Exercise requirements: Identify and copy all lines of the material where the string "dashboard" is found.

Data items:
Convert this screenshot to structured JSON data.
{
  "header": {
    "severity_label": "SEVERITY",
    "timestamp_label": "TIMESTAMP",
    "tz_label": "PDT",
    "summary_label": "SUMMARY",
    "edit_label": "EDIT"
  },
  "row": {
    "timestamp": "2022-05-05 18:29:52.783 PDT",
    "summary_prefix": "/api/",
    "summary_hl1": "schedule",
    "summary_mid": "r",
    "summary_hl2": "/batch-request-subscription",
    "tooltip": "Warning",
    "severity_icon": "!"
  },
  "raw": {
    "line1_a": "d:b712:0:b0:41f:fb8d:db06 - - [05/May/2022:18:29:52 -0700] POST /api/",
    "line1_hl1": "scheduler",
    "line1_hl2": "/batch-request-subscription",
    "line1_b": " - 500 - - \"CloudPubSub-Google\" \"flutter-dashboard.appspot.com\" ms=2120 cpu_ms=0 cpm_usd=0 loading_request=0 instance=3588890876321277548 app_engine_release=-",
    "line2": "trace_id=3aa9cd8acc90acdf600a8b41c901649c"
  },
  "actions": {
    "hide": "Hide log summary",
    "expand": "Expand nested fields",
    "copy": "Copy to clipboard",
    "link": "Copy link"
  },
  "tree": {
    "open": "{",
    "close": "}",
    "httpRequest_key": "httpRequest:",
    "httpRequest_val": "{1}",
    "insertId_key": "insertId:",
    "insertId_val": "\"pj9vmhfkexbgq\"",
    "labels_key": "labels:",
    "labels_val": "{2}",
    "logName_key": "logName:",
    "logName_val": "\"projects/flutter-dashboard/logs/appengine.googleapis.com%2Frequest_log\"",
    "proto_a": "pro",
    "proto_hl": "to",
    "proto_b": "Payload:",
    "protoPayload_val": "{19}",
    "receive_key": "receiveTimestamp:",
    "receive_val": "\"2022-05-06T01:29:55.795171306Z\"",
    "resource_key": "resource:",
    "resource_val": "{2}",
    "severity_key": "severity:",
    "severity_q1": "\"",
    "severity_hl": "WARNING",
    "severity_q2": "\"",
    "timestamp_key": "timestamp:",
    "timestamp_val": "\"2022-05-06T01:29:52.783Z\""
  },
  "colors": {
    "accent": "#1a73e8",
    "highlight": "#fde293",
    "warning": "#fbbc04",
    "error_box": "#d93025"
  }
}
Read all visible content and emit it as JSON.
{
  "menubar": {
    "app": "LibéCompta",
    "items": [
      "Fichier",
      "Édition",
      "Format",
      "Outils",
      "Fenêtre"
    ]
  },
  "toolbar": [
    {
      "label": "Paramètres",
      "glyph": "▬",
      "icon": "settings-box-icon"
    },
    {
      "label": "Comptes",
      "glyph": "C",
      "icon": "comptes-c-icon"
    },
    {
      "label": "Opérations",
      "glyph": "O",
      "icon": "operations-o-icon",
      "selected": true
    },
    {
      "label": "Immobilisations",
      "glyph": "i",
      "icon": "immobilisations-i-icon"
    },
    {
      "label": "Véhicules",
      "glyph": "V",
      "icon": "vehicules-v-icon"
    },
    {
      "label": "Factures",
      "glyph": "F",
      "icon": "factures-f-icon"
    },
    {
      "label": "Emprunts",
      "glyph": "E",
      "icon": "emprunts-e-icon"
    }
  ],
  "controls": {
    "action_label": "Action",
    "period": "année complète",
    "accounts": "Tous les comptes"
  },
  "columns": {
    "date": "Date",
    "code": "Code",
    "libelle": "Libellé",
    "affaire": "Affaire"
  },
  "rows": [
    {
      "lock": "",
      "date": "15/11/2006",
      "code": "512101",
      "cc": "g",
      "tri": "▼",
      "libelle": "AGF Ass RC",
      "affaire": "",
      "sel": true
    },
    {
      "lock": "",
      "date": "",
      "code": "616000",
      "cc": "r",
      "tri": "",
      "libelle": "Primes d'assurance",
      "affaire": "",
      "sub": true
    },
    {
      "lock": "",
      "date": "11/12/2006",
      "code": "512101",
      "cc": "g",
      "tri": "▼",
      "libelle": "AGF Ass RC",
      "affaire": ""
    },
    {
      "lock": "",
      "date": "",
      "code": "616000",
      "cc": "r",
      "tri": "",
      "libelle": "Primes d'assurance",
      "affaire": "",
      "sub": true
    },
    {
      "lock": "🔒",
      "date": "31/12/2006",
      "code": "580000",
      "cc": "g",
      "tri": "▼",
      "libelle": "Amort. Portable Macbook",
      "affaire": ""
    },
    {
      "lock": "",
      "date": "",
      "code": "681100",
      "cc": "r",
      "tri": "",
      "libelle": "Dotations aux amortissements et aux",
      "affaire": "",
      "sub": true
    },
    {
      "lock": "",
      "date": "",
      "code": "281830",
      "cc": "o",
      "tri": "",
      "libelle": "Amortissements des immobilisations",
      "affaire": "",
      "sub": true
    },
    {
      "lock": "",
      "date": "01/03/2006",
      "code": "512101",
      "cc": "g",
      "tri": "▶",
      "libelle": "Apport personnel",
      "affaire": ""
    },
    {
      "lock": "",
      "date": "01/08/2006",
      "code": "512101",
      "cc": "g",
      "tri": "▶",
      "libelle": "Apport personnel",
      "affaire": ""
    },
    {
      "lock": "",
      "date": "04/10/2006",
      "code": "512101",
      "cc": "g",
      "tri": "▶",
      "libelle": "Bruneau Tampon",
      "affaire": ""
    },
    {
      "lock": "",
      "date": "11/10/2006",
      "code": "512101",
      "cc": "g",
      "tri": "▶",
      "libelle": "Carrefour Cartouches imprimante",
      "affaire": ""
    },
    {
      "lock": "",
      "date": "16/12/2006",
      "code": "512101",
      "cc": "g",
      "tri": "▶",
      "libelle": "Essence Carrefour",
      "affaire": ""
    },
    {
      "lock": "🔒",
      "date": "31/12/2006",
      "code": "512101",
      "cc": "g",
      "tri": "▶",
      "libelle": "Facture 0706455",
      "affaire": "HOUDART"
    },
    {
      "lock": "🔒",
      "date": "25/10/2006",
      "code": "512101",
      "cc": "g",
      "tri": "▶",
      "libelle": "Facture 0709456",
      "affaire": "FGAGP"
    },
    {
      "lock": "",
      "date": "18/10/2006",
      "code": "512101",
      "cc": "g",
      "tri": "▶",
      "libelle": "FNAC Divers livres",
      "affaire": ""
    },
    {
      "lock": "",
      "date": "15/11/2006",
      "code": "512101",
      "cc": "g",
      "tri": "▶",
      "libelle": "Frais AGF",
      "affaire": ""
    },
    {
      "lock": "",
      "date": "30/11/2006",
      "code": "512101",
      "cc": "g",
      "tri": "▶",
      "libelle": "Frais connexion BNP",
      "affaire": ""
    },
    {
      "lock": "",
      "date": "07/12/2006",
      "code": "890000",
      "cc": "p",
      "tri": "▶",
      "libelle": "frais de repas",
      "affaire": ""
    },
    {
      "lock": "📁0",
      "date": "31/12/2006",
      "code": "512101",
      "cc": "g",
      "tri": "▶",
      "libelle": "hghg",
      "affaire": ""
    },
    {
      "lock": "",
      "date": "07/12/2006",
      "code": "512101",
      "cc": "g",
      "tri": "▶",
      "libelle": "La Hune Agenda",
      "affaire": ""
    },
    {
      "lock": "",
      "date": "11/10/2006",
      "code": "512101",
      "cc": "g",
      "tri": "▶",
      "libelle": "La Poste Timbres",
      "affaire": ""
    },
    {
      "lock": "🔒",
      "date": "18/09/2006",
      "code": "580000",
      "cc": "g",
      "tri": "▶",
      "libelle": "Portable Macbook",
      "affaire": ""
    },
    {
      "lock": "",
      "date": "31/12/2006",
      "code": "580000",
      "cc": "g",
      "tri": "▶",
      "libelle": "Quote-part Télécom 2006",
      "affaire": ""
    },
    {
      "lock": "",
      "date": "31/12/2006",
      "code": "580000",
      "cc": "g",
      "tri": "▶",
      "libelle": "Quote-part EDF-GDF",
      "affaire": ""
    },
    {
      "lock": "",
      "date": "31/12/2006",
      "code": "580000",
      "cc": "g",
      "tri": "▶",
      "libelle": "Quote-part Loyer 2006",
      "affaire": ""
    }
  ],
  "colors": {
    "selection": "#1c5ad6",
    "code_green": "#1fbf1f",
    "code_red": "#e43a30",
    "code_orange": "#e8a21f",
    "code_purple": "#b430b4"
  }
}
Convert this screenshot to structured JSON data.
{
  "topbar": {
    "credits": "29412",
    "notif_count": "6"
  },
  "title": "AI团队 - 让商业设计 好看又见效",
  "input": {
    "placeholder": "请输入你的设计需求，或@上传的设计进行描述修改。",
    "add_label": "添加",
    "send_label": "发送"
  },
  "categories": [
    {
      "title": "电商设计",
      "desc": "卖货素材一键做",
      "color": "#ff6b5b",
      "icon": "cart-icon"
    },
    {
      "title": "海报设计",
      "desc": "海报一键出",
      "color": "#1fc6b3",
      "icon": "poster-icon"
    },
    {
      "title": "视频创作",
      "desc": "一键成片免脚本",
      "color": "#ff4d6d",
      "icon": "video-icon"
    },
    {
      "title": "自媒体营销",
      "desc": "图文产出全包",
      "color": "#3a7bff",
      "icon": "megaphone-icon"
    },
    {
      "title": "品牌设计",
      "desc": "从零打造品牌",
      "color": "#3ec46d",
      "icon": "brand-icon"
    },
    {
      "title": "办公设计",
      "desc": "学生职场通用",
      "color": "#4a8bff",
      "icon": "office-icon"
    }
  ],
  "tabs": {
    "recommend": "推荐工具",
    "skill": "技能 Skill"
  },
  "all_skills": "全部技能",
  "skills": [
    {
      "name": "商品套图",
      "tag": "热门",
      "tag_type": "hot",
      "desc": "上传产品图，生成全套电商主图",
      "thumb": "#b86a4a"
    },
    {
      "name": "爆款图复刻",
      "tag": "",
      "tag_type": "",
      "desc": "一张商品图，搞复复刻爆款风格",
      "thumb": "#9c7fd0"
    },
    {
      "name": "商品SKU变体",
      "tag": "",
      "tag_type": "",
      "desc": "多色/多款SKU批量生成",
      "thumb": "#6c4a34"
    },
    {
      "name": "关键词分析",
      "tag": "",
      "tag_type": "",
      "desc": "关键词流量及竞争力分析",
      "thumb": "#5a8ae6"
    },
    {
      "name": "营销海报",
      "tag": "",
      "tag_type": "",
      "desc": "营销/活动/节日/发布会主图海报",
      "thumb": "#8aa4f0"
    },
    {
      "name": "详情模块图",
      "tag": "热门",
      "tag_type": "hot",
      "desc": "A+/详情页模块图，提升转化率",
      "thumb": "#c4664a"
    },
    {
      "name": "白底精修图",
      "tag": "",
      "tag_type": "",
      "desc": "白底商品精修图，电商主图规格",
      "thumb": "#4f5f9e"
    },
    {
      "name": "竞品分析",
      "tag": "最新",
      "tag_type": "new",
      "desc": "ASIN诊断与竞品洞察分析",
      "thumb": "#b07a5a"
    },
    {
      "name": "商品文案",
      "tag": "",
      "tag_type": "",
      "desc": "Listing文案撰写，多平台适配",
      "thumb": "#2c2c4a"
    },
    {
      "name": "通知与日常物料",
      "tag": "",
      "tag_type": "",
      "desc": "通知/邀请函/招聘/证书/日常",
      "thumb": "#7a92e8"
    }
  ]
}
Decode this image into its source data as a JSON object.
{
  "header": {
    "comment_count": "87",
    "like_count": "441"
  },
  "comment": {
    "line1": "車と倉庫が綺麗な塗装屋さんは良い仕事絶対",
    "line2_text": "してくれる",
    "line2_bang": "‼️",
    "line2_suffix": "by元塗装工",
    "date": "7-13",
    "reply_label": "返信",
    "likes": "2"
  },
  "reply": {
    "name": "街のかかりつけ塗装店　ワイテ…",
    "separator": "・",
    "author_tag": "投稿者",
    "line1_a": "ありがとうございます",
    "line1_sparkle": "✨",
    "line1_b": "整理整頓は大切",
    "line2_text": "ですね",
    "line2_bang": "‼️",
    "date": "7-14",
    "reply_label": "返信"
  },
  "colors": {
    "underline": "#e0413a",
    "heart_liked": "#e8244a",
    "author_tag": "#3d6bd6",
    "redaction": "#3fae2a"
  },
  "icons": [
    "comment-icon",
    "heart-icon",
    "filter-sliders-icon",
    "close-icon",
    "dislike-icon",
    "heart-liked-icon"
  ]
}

Finished task:
    "line1_b": " - 500 - - \"CloudPubSub-Google\" \"flutter-dashboard.appspot.com\" ms=2120 cpu_ms=0 cpm_usd=0 loading_request=0 instance=3588890876321277548 app_engine_release=-",
    "logName_val": "\"projects/flutter-dashboard/logs/appengine.googleapis.com%2Frequest_log\"",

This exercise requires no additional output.